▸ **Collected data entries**
* START *
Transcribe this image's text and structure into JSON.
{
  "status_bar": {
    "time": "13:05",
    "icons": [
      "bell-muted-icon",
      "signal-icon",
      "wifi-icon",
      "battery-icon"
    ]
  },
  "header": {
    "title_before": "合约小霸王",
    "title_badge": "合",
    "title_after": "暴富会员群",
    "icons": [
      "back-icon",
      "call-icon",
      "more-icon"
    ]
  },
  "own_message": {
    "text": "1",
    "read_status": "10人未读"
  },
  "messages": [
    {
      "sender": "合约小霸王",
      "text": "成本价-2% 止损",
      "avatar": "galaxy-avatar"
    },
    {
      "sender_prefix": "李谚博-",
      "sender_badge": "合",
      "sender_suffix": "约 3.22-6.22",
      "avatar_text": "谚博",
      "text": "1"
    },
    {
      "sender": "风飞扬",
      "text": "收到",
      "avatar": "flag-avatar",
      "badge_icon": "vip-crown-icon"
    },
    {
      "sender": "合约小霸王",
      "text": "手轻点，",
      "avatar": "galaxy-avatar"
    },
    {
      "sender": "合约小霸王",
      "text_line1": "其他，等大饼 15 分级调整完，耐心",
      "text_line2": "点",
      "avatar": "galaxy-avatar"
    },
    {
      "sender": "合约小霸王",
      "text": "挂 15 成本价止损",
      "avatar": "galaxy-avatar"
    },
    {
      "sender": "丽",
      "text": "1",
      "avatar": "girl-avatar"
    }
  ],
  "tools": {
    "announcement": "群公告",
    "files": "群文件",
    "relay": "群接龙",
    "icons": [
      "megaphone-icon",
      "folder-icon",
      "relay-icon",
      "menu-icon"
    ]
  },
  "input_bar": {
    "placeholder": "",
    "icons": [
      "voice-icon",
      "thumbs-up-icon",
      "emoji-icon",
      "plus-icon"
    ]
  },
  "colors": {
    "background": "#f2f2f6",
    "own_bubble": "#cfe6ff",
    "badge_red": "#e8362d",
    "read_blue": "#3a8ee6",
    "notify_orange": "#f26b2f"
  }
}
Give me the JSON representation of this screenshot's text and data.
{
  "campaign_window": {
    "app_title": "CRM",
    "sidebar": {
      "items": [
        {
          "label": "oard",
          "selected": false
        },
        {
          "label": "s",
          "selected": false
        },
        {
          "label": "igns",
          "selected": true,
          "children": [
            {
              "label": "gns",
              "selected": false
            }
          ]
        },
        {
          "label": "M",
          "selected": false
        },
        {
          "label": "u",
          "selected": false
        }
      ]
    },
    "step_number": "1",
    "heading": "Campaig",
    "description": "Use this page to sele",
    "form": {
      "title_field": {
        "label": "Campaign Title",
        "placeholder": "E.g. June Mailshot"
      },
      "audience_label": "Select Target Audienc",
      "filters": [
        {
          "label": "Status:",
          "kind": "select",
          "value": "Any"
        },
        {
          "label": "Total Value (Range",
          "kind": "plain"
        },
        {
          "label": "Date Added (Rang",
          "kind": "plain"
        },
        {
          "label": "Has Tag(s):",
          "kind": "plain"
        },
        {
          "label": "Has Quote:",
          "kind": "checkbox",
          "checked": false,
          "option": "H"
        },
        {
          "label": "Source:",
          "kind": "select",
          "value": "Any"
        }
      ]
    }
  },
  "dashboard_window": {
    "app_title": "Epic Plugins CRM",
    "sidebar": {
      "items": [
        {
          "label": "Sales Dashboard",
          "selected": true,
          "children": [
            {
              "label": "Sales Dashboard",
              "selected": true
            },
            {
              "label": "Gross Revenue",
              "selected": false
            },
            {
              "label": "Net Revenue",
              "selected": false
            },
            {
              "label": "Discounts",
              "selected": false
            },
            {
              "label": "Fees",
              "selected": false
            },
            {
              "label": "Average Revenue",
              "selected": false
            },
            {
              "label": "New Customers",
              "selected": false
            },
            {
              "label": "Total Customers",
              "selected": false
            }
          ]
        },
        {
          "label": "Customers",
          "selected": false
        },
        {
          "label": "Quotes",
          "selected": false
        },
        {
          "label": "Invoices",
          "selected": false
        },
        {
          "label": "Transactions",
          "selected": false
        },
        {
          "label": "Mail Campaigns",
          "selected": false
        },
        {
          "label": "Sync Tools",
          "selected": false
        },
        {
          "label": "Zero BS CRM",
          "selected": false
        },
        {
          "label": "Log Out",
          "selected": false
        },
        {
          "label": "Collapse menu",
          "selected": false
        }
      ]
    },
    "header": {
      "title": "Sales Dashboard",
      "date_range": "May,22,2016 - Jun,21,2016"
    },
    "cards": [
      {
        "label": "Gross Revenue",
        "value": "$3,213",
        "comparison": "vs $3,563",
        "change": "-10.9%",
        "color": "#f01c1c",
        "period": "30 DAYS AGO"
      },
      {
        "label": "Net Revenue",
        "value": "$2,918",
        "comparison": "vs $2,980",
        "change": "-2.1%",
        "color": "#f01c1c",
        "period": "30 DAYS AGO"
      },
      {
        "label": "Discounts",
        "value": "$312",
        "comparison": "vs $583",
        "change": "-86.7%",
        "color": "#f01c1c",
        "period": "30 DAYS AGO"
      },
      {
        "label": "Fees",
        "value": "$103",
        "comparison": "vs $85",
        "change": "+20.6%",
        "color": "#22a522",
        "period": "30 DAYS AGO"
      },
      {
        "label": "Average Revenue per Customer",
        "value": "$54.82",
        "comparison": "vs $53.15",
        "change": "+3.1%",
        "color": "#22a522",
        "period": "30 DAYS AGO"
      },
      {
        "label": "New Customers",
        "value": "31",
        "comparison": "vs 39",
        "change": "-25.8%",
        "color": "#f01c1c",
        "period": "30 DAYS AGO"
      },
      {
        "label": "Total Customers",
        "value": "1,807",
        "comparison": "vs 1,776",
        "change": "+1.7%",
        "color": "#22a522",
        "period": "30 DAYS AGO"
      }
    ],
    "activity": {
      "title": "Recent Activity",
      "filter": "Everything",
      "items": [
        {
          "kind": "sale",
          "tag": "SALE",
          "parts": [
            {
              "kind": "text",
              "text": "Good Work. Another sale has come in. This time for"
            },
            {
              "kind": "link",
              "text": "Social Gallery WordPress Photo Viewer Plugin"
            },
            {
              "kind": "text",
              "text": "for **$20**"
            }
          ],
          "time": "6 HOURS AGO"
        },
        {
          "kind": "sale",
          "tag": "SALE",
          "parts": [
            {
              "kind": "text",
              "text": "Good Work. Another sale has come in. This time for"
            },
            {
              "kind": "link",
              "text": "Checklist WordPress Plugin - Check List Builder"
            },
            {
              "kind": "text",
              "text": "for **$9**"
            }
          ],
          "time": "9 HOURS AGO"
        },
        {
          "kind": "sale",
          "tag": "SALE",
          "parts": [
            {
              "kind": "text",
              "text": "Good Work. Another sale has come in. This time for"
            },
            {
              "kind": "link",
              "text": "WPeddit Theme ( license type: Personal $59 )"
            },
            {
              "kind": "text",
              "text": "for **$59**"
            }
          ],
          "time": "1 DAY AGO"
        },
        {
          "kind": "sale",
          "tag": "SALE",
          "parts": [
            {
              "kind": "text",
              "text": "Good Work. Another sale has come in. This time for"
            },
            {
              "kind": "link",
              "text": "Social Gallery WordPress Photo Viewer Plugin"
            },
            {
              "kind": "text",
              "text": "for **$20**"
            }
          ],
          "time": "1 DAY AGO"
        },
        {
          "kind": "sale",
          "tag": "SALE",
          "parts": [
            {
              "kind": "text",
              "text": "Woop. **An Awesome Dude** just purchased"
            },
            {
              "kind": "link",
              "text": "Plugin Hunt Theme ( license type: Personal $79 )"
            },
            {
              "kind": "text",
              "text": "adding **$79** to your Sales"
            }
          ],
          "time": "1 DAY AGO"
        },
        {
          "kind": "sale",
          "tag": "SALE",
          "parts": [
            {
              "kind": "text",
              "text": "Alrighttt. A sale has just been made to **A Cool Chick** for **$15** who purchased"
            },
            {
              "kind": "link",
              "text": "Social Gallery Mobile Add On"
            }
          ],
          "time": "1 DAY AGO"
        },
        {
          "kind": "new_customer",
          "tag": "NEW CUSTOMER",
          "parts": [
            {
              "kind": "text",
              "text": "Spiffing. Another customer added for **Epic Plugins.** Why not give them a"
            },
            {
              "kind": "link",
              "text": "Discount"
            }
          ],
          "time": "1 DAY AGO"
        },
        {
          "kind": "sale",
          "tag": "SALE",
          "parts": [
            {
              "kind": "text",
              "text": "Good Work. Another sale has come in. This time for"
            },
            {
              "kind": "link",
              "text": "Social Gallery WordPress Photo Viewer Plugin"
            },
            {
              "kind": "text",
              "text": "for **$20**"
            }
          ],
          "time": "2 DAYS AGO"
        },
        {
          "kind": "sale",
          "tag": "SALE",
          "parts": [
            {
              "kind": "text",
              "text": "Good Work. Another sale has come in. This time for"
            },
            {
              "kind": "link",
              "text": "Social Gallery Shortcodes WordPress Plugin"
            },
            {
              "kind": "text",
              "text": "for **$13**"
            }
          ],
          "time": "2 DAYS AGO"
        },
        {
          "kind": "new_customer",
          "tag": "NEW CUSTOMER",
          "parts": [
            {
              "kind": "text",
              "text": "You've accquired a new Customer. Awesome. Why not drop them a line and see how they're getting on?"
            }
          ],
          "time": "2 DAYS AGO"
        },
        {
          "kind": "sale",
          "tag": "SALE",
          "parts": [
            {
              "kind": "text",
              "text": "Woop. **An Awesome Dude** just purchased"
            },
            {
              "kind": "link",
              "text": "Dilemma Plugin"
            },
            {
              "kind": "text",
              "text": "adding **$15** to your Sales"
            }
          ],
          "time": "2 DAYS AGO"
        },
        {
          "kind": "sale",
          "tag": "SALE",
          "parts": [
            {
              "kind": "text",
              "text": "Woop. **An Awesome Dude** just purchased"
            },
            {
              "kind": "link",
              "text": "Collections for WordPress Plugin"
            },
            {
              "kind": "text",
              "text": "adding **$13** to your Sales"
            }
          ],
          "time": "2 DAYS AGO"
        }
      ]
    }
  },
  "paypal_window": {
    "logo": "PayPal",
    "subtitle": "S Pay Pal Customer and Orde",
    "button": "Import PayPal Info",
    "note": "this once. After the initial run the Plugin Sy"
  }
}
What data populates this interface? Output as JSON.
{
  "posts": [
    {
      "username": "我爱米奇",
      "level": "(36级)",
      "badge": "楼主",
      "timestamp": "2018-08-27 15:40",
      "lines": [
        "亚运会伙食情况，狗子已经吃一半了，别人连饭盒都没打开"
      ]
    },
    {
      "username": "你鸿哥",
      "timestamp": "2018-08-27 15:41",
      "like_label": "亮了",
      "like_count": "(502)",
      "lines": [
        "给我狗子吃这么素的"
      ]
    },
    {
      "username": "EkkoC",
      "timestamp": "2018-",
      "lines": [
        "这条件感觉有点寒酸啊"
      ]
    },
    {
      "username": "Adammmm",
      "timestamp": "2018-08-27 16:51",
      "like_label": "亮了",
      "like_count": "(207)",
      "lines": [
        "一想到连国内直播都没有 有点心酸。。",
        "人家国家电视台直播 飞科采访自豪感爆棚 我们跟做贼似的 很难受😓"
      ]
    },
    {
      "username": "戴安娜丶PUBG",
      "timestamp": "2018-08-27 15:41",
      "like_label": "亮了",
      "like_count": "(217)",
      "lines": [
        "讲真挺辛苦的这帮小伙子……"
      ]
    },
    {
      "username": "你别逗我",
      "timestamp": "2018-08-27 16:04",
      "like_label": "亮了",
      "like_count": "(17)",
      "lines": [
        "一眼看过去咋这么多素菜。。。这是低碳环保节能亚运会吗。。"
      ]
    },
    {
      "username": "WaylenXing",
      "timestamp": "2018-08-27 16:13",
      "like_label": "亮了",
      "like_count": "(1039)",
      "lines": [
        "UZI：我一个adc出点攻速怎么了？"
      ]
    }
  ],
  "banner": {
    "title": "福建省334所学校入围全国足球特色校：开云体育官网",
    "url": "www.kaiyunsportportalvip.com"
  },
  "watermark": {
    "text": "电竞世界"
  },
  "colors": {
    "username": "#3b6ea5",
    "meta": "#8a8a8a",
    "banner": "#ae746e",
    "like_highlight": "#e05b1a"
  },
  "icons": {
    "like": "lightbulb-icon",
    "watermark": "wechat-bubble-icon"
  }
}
* END *
▸ **What you have to do**
Across the material above, count every line holding "placeholder" and write down only the number.

▸ **Response**
2